= Written task =
Check each line below for the word "document" and give the number of lines that have it, nothing more.

[Data records]

+ + + + +

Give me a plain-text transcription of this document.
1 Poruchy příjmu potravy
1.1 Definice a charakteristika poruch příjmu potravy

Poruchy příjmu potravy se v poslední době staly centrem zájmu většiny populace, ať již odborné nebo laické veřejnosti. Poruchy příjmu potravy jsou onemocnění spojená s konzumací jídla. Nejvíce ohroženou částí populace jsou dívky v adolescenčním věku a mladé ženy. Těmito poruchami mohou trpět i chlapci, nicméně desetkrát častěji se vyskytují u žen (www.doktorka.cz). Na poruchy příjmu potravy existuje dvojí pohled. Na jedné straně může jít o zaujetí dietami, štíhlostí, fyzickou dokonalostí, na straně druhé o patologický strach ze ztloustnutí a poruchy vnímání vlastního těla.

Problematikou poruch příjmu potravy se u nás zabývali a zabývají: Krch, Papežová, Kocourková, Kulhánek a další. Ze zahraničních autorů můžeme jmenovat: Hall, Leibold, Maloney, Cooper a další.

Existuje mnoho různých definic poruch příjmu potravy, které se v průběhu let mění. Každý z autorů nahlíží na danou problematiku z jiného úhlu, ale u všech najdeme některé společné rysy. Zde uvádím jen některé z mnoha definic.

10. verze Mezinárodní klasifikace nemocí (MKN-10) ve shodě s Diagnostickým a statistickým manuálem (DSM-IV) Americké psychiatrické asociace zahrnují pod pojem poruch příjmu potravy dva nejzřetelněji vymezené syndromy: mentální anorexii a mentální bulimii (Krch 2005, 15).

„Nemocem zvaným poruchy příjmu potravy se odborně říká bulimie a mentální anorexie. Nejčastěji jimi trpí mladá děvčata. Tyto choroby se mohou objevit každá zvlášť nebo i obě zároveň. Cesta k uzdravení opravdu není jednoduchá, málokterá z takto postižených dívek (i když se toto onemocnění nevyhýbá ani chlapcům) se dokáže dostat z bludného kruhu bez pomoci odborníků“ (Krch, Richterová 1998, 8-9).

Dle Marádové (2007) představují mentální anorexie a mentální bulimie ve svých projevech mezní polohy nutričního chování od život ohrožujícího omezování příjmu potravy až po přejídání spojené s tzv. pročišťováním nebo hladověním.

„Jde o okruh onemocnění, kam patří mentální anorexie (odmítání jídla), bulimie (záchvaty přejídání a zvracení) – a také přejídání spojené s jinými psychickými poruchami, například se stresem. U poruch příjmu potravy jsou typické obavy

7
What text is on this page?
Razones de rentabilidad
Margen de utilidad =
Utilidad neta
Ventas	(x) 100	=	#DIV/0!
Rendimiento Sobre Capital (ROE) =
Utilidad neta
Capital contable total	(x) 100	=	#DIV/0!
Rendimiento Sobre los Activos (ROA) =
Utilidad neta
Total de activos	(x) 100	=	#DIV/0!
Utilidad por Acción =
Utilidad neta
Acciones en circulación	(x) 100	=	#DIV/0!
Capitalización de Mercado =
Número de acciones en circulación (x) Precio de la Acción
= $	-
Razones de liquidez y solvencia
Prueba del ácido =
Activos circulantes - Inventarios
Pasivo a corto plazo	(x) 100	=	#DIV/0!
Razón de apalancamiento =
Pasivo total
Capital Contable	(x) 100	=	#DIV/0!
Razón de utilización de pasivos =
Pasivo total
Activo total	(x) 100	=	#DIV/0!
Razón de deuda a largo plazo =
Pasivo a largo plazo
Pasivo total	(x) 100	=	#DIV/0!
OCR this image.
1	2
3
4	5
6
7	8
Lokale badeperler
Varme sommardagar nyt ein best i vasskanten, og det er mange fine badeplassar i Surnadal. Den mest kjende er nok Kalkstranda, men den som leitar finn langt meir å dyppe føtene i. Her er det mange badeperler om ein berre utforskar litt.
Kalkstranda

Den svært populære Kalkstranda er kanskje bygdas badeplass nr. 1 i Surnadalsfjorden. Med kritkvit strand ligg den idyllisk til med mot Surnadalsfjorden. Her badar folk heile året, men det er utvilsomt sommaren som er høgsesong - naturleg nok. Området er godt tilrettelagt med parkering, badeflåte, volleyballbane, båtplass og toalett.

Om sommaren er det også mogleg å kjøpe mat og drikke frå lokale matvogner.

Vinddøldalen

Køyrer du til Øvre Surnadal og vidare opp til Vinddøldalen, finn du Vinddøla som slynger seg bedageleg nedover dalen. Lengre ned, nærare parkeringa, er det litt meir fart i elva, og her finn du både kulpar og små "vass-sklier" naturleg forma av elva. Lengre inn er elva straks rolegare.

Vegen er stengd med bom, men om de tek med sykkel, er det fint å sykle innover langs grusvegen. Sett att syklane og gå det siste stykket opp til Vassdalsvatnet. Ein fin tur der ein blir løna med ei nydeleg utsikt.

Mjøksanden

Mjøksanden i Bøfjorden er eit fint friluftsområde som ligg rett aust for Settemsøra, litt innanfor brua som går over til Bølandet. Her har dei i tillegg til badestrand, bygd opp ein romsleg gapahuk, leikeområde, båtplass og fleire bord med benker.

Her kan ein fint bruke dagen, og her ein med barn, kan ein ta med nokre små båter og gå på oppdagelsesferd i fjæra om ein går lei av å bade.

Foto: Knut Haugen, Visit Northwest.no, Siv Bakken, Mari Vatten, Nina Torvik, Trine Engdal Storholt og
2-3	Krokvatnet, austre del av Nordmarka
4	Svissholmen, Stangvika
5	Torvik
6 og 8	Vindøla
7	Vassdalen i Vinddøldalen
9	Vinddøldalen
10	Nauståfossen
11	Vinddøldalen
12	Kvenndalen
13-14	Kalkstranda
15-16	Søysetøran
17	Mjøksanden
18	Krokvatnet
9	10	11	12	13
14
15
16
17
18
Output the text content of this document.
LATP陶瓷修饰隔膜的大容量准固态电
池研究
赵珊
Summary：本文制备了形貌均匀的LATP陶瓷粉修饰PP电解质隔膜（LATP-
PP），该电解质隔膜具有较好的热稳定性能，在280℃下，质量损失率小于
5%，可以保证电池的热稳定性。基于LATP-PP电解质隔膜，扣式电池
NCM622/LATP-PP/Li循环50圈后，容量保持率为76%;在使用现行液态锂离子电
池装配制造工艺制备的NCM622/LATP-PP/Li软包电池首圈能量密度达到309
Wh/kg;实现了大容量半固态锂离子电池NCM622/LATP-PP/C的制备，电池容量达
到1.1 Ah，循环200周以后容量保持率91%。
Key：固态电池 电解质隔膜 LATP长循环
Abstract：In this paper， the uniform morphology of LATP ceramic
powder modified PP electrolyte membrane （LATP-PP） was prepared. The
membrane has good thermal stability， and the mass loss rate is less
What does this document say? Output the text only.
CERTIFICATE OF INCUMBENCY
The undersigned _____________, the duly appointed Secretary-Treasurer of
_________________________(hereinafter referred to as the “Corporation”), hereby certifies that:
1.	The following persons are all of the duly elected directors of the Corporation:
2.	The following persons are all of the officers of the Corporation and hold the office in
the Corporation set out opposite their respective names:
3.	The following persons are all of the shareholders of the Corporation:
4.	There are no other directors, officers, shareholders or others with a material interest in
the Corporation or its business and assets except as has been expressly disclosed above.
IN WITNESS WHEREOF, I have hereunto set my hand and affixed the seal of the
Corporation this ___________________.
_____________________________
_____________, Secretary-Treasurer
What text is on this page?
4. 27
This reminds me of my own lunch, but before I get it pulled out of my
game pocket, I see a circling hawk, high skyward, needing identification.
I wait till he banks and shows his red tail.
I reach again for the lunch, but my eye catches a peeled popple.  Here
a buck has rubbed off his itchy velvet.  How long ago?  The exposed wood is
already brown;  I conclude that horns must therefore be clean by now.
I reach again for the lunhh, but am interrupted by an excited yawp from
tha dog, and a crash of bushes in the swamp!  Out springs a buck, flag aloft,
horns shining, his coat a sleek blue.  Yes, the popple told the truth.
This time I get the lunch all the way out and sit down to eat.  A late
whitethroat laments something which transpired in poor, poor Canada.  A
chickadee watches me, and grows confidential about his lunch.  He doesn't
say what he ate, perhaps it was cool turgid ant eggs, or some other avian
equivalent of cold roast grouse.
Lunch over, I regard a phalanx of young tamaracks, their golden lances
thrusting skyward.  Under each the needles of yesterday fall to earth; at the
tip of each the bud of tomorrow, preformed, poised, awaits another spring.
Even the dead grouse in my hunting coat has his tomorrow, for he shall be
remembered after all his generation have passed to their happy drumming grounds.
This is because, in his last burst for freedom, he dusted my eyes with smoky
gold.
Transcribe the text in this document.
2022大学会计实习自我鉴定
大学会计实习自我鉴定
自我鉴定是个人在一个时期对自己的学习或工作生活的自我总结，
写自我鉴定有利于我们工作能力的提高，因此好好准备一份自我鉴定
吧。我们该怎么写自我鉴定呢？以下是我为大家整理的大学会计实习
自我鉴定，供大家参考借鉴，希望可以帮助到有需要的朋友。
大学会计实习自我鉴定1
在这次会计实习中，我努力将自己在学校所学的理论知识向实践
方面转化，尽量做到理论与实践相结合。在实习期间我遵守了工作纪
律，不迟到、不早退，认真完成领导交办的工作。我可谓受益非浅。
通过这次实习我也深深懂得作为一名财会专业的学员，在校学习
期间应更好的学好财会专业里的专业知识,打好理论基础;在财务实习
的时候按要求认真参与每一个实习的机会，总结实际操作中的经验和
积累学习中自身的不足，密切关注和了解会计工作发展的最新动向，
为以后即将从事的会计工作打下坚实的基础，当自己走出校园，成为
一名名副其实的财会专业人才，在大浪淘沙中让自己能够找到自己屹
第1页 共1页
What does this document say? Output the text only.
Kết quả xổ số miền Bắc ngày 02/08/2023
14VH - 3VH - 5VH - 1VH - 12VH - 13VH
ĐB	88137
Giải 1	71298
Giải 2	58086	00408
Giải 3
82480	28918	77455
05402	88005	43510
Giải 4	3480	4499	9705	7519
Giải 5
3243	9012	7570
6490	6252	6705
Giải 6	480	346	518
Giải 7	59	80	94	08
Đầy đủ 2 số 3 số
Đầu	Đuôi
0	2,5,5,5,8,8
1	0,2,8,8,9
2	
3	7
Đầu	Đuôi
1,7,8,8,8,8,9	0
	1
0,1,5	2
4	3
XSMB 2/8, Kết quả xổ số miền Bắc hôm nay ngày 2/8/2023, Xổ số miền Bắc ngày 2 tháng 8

+ + + + +

= Solution =
5